Do you think they are seated into the other cylinders already? I know it only a $160 for the new set of ring. But I'm trying to understand why they can't be used. Any insight to help understand, would be great.

Thanks
 
.. From the 'Book of Jim'..,The piston rings perform a critical function during all four phases of intake, compression, power, and exhaust. The rings keep oil and air from being drawn past the piston on the intake stroke. The rings keep all of the air/fuel in the cylinder during the compression stroke. during the power stroke the rings keep all of the expanding gases from blowing past the piston as the pressure pushes the piston down. On the exhaust stroke, the rings make sure that all of the spent gases are pushed out the exhaust port. Rings that do not seal well can leave 10, 20, 30, or more horsepower on the table depending on the size, compression ratio, and speed of the engine. Leaks during compression will cause loss of velocity and volumetric efficiency. Leaks on power stroke will let bad stuff into the crankcase to wreak havoc with the cleanliness of said oil (here comes loss of lubricative qualities of the oil and resultant engine damage). Rings that leak on the exhaust stroke will lower scaveging and allow some residual exhaust to dilute the incoming charge on the upcoming next intake event, again, lost power. How are we doing so far?
 
Helpful and informative, but did you notice how I ran intake and compression together there just to see if Sim would notice.
 
OK let's hijack. I call this one Bearscat. We must step back in the past a ways, before cell phones and video games and similar stuff. Old Jim was just young Jim back then but deep into reading and studying and performing actual applications from the "Boys Book of Aggravations". I was fortunate to have an "old man" of my very own. Something that youngsters of today are keenly missing. Old men are nowadays somehow very underrated. I think every kid should have an old man of his own to hang out with and be taught the finer points in life. The wisdom, knowledge, experience, and including the mastery of some of the finer elements of language, learned and earned throughout a lifetime, cannot just be picked up by osmosis. Most old men have this to spare, time too.

INSTRUCTION:
Copy out word for word the passage of the piston-ring discussion starting with "OK let's hijack." and going on through "spare, time too.".

Data excerpts:
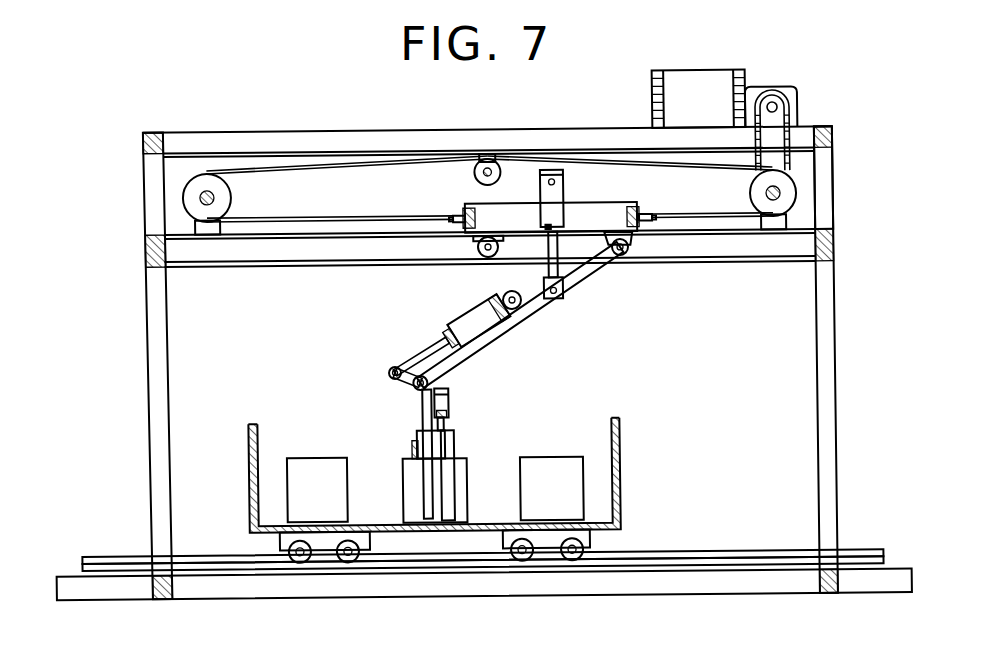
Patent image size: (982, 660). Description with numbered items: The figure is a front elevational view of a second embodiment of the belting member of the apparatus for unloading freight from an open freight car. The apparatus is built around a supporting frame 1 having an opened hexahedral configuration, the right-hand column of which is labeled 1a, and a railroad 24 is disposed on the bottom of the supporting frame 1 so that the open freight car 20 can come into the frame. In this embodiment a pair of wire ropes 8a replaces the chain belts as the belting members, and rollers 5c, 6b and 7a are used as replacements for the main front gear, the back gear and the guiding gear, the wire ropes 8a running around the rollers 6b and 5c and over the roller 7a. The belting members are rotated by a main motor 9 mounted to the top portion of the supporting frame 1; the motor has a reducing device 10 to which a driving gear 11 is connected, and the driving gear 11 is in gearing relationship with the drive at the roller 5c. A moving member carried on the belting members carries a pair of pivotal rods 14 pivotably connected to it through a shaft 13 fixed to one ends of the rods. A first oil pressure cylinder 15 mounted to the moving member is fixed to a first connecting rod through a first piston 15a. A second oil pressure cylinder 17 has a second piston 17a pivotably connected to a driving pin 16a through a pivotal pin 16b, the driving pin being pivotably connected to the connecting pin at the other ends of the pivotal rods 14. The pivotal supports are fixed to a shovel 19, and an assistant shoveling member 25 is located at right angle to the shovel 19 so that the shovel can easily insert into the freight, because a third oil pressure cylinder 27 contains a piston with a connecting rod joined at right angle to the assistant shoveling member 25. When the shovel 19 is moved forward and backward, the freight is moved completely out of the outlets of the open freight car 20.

The supporting frame 1 is at (836, 303).
The frame column 1a is at (825, 184).
The roller 5c is at (789, 206).
The roller 6b is at (192, 196).
The roller 7a is at (496, 159).
The wire ropes 8a is at (308, 163).
The main motor 9 is at (708, 85).
The reducing device 10 is at (757, 93).
The driving gear 11 is at (803, 104).
The shaft 13 is at (633, 258).
The pivotal rods 14 is at (583, 273).
The first oil pressure cylinder 15 is at (557, 172).
The first piston 15a is at (545, 262).
The driving pin 16a is at (412, 385).
The pivotal pin 16b is at (390, 370).
The second oil pressure cylinder 17 is at (457, 317).
The second piston 17a is at (413, 352).
The shovel 19 is at (422, 497).
The open freight car 20 is at (613, 457).
The railroad 24 is at (678, 553).
The assistant shoveling member 25 is at (447, 508).
The third oil pressure cylinder 27 is at (450, 397).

OUTPUT OF THE TASK:
OK let's hijack. I call this one Bearscat. We must step back in the past a ways, before cell phones and video games and similar stuff. Old Jim was just young Jim back then but deep into reading and studying and performing actual applications from the "Boys Book of Aggravations". I was fortunate to have an "old man" of my very own. Something that youngsters of today are keenly missing. Old men are nowadays somehow very underrated. I think every kid should have an old man of his own to hang out with and be taught the finer points in life. The wisdom, knowledge, experience, and including the mastery of some of the finer elements of language, learned and earned throughout a lifetime, cannot just be picked up by osmosis. Most old men have this to spare, time too.